--- Recorded information ---

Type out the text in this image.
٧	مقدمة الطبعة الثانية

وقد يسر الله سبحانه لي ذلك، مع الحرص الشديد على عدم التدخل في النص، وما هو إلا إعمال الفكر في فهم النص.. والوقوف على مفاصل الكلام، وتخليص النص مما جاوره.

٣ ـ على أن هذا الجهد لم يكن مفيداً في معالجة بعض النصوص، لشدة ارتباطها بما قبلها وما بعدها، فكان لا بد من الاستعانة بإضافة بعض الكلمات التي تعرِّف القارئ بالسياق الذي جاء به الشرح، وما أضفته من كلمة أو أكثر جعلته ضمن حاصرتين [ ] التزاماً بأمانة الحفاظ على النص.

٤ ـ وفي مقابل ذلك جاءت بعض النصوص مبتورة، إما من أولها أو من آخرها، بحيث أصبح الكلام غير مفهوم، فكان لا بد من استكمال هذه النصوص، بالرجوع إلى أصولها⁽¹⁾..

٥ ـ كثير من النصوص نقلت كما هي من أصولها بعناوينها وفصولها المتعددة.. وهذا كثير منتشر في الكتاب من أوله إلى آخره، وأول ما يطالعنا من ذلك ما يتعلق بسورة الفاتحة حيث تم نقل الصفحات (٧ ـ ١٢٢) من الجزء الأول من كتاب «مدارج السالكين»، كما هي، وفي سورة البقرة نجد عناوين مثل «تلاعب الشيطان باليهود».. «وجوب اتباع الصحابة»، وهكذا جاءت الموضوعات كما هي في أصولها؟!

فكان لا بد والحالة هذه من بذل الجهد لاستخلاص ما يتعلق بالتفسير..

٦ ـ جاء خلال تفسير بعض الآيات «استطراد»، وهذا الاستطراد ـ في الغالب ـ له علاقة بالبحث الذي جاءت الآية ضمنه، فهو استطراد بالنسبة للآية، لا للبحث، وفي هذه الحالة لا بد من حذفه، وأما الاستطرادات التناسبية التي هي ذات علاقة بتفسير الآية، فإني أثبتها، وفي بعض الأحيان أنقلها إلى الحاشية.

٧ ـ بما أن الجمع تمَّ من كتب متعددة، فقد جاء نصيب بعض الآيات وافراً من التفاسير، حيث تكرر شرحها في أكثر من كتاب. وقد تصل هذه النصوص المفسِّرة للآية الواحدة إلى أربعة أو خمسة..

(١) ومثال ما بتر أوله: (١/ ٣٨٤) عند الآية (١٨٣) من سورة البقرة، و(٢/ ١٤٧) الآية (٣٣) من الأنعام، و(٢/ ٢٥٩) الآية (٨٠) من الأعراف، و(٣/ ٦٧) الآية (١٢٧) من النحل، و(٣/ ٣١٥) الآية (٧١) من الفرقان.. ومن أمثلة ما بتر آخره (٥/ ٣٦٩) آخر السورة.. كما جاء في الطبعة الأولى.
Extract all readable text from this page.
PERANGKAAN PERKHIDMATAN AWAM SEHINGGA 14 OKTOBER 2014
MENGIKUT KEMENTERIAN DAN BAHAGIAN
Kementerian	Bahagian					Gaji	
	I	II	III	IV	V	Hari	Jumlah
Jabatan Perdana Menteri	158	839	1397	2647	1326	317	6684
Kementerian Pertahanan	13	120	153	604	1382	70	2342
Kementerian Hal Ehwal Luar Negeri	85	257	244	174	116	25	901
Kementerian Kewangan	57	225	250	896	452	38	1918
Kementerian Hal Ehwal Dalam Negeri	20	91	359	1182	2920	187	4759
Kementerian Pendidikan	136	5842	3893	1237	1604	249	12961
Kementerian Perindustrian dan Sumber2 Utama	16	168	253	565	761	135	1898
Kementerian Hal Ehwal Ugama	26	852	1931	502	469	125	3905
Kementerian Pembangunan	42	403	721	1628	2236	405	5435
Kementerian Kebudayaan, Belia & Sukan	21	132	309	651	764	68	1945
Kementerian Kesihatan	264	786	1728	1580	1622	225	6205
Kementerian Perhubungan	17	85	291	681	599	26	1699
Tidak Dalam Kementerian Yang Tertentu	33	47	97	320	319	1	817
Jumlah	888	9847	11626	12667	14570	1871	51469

---

## Problem to work on
Print every entry exactly as written.

## Full answer
Type out the text in this image.
٧	مقدمة الطبعة الثانية

وقد يسر الله سبحانه لي ذلك، مع الحرص الشديد على عدم التدخل في النص، وما هو إلا إعمال الفكر في فهم النص.. والوقوف على مفاصل الكلام، وتخليص النص مما جاوره.

٣ ـ على أن هذا الجهد لم يكن مفيداً في معالجة بعض النصوص، لشدة ارتباطها بما قبلها وما بعدها، فكان لا بد من الاستعانة بإضافة بعض الكلمات التي تعرِّف القارئ بالسياق الذي جاء به الشرح، وما أضفته من كلمة أو أكثر جعلته ضمن حاصرتين [ ] التزاماً بأمانة الحفاظ على النص.

٤ ـ وفي مقابل ذلك جاءت بعض النصوص مبتورة، إما من أولها أو من آخرها، بحيث أصبح الكلام غير مفهوم، فكان لا بد من استكمال هذه النصوص، بالرجوع إلى أصولها⁽¹⁾..

٥ ـ كثير من النصوص نقلت كما هي من أصولها بعناوينها وفصولها المتعددة.. وهذا كثير منتشر في الكتاب من أوله إلى آخره، وأول ما يطالعنا من ذلك ما يتعلق بسورة الفاتحة حيث تم نقل الصفحات (٧ ـ ١٢٢) من الجزء الأول من كتاب «مدارج السالكين»، كما هي، وفي سورة البقرة نجد عناوين مثل «تلاعب الشيطان باليهود».. «وجوب اتباع الصحابة»، وهكذا جاءت الموضوعات كما هي في أصولها؟!

فكان لا بد والحالة هذه من بذل الجهد لاستخلاص ما يتعلق بالتفسير..

٦ ـ جاء خلال تفسير بعض الآيات «استطراد»، وهذا الاستطراد ـ في الغالب ـ له علاقة بالبحث الذي جاءت الآية ضمنه، فهو استطراد بالنسبة للآية، لا للبحث، وفي هذه الحالة لا بد من حذفه، وأما الاستطرادات التناسبية التي هي ذات علاقة بتفسير الآية، فإني أثبتها، وفي بعض الأحيان أنقلها إلى الحاشية.

٧ ـ بما أن الجمع تمَّ من كتب متعددة، فقد جاء نصيب بعض الآيات وافراً من التفاسير، حيث تكرر شرحها في أكثر من كتاب. وقد تصل هذه النصوص المفسِّرة للآية الواحدة إلى أربعة أو خمسة..

(١) ومثال ما بتر أوله: (١/ ٣٨٤) عند الآية (١٨٣) من سورة البقرة، و(٢/ ١٤٧) الآية (٣٣) من الأنعام، و(٢/ ٢٥٩) الآية (٨٠) من الأعراف، و(٣/ ٦٧) الآية (١٢٧) من النحل، و(٣/ ٣١٥) الآية (٧١) من الفرقان.. ومن أمثلة ما بتر آخره (٥/ ٣٦٩) آخر السورة.. كما جاء في الطبعة الأولى.
Extract all readable text from this page.
PERANGKAAN PERKHIDMATAN AWAM SEHINGGA 14 OKTOBER 2014
MENGIKUT KEMENTERIAN DAN BAHAGIAN
Kementerian	Bahagian					Gaji	
	I	II	III	IV	V	Hari	Jumlah
Jabatan Perdana Menteri	158	839	1397	2647	1326	317	6684
Kementerian Pertahanan	13	120	153	604	1382	70	2342
Kementerian Hal Ehwal Luar Negeri	85	257	244	174	116	25	901
Kementerian Kewangan	57	225	250	896	452	38	1918
Kementerian Hal Ehwal Dalam Negeri	20	91	359	1182	2920	187	4759
Kementerian Pendidikan	136	5842	3893	1237	1604	249	12961
Kementerian Perindustrian dan Sumber2 Utama	16	168	253	565	761	135	1898
Kementerian Hal Ehwal Ugama	26	852	1931	502	469	125	3905
Kementerian Pembangunan	42	403	721	1628	2236	405	5435
Kementerian Kebudayaan, Belia & Sukan	21	132	309	651	764	68	1945
Kementerian Kesihatan	264	786	1728	1580	1622	225	6205
Kementerian Perhubungan	17	85	291	681	599	26	1699
Tidak Dalam Kementerian Yang Tertentu	33	47	97	320	319	1	817
Jumlah	888	9847	11626	12667	14570	1871	51469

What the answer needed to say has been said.